##### Text section #####

This version introduces refresh tokens, reduces access tokens time to live, and removes any tokens from local storage.

Context: Why I Made This Change

With Spider, security and privacy are at the core of everything I build — especially when it comes to authentication.

Previously, Spider's authentication API issued long-lived access tokens that were stored in both memory and browser storage.
While functional, this approach posed several risks:

  • Long-lived tokens increase the blast radius of token leakage.
  • Revocation was difficult, requiring full token invalidation mechanisms.
  • XSS attacks were possible to fetch the token.

I wanted to align with modern best practices used by platforms like Google and GitHub:

  • Short-lived tokens
  • Secure, HttpOnly refresh tokens
  • Session isolation and rotation
  • Centralized revocation

How I did it: A Layered Security Redesign

I redesigned the authentication system around stateless access tokens and rotated refresh tokens, bound to individual sessions per device.

Key principles of the new system:

  1. Access tokens expire after a short time (~15 minutes).
  2. Refresh tokens are stored in HttpOnly, Secure cookies, inaccessible to JavaScript.
  3. Each session has a unique session ID, tracked securely in Redis.
  4. Refresh tokens are rotated at every use. Old ones are revoked immediately.
  5. Logout only revokes the current session, not all devices.
  6. Redis-backed store ensures tokens are centrally managed and revocable.

Schematic view

Login
└──> Provides:
├── Short-lived access token (JWT)
└── Refresh token (JWT in HttpOnly cookie)
└── Stored in Redis (indexed by jti and sessionId)

##### Information #####

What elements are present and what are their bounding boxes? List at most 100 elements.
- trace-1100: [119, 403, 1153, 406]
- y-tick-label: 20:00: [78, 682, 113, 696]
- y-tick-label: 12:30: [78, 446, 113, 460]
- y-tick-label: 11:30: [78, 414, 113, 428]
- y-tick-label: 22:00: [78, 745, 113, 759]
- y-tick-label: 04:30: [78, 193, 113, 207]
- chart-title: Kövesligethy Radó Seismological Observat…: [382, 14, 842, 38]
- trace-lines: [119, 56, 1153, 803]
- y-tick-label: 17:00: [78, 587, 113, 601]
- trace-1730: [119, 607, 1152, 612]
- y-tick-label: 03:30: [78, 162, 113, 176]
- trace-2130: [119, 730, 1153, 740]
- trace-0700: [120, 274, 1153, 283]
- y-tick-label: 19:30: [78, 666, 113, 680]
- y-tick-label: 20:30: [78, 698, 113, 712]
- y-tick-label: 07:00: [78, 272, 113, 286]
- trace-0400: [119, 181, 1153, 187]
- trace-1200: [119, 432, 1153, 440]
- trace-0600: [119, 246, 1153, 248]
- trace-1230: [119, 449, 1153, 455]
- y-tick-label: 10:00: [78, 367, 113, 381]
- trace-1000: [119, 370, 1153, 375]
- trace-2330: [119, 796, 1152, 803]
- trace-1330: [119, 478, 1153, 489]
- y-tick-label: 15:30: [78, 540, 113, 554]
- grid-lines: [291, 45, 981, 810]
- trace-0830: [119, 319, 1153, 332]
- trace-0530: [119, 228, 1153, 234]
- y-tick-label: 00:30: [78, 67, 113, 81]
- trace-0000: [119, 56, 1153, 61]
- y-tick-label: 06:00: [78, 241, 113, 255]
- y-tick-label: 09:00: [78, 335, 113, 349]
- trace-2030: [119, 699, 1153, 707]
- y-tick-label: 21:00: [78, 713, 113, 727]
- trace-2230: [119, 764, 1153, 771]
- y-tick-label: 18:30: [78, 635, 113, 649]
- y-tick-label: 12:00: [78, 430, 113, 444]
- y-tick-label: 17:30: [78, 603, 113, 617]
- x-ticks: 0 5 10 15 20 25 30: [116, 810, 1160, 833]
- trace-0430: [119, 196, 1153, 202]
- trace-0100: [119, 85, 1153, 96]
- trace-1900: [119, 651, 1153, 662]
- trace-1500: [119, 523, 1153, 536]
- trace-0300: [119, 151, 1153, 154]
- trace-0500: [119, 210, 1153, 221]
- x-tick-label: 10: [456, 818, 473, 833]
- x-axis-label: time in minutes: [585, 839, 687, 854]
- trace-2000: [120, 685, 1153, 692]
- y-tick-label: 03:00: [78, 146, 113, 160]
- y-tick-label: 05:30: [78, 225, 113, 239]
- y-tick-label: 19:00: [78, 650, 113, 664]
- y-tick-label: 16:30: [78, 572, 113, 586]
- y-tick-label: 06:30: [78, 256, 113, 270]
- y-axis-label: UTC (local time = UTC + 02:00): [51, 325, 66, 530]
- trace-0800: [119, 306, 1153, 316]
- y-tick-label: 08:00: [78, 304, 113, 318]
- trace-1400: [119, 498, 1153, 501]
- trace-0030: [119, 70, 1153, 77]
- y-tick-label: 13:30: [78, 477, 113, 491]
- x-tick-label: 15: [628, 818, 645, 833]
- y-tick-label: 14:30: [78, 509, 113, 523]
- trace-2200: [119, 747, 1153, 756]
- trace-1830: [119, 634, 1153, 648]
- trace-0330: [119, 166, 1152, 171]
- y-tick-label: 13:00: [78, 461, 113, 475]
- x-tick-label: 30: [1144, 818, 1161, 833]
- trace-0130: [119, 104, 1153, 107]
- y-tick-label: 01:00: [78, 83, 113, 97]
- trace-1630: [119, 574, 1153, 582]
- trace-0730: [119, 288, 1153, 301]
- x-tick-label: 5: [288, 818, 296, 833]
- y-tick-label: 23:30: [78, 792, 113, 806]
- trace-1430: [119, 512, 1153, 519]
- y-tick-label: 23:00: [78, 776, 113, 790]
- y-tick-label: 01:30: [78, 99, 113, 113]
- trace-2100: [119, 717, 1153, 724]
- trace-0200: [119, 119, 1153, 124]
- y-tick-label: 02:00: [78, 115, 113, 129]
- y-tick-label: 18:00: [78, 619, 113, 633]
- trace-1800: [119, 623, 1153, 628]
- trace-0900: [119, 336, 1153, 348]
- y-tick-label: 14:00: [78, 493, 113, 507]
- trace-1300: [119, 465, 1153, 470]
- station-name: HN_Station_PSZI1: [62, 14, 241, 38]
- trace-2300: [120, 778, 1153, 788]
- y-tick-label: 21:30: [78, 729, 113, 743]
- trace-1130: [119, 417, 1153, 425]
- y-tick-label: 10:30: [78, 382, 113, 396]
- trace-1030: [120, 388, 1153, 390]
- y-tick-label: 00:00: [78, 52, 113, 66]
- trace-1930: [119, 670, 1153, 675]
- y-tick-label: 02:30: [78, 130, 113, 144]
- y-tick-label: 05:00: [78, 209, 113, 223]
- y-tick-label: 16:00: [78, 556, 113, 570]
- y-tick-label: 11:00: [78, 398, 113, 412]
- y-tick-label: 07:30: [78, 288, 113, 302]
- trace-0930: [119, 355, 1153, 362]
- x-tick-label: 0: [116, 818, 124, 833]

#####

Resume the write-up on Spider's token-based authentication redesign, picking up right after its last line.

Access to UI
└──> Call `GET /sessions/token` to issue access token
├── Validates refresh token from cookie
├── Rotates token (new jti)
└── Issues new access token + refresh token

Access token close to expiry while on UI?
└──> Call `GET /sessions/token` to renew access token
└──> Renew impersonation and team tokens

User logs out
└──> Call `DELETE /sessions`
└── Uses access token to find sessionId
└── Revokes all refresh tokens in Redis for that session

What this means for you

  • More secure by default
    • Even if an access token leaks, it expires in minutes and cannot be refreshed without the securely stored cookie.
  • Improved session visibility
    • Every login from a browser or device is isolated, making future session management and revocation easier.

What's next

This foundation opens the door for future features:

  • User-facing device/session management UI
  • Login alerts for unknown devices
  • Optional 2FA challenges per session
  • Service accounts for scripts

I'm excited about what this unlocks and thankful to the community for helping Spider securely!